[Extracts from a graphics dataset]
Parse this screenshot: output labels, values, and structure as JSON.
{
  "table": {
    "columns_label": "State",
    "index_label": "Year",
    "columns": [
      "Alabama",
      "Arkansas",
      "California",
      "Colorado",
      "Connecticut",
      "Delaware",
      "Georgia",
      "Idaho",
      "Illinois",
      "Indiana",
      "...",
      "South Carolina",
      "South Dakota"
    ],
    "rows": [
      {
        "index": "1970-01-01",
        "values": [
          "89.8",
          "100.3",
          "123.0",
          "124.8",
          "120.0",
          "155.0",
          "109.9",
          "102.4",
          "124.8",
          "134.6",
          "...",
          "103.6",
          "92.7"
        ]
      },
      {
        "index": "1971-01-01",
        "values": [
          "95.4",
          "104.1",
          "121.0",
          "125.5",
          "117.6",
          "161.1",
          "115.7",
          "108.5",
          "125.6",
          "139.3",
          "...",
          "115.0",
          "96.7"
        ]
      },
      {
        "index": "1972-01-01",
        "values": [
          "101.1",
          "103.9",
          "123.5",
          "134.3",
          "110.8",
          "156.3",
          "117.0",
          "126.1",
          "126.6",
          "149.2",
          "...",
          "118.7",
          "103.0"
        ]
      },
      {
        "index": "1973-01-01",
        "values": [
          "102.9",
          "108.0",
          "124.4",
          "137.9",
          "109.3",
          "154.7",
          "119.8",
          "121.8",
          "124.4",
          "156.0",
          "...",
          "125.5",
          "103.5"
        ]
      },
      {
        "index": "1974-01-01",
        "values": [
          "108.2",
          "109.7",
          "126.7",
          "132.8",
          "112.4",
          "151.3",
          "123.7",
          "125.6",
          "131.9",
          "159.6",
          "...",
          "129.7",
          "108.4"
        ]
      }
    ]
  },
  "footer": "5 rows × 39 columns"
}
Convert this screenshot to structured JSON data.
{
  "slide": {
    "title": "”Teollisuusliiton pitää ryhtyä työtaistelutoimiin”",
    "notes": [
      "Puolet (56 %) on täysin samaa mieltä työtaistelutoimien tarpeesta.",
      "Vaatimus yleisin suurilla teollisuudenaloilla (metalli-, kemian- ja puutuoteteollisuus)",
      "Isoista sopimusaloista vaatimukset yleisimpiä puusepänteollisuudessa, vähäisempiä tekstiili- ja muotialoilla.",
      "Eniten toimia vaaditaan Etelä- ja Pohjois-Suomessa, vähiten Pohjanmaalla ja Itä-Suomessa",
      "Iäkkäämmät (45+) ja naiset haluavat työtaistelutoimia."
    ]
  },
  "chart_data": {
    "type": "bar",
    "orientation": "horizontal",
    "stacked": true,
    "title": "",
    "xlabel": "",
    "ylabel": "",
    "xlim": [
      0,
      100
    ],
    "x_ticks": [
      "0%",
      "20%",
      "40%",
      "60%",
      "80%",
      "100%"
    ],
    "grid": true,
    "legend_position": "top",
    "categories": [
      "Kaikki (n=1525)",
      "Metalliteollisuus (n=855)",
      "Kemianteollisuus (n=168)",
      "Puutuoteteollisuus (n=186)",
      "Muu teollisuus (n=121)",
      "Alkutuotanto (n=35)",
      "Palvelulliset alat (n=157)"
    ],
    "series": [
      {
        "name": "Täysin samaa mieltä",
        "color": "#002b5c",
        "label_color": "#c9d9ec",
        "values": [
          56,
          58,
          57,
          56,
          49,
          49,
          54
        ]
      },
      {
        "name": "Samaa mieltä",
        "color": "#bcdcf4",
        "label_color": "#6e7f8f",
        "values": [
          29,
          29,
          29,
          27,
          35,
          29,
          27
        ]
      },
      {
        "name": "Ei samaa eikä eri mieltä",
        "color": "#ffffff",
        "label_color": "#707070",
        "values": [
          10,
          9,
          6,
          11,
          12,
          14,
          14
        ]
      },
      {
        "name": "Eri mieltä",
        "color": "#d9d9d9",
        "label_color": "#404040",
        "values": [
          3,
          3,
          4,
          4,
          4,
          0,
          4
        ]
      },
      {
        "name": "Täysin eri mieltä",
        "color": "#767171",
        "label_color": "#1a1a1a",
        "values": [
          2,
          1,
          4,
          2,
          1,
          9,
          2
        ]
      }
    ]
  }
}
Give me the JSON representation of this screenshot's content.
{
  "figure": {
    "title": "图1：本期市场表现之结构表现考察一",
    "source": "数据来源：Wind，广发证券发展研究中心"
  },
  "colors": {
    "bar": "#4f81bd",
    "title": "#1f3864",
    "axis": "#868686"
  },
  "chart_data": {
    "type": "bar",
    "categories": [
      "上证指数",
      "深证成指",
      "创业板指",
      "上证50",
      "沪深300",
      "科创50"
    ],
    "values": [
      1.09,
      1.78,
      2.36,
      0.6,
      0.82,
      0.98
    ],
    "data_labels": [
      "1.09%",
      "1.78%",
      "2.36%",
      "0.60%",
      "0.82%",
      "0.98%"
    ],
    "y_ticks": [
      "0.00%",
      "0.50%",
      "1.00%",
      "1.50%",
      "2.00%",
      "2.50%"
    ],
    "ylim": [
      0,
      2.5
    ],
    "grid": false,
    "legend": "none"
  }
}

**DIRECTIONS:**
Count every line in the data where the string "mieltä" occurs. Give nothing except the number.

**RESULT OF THIS TASK:**
6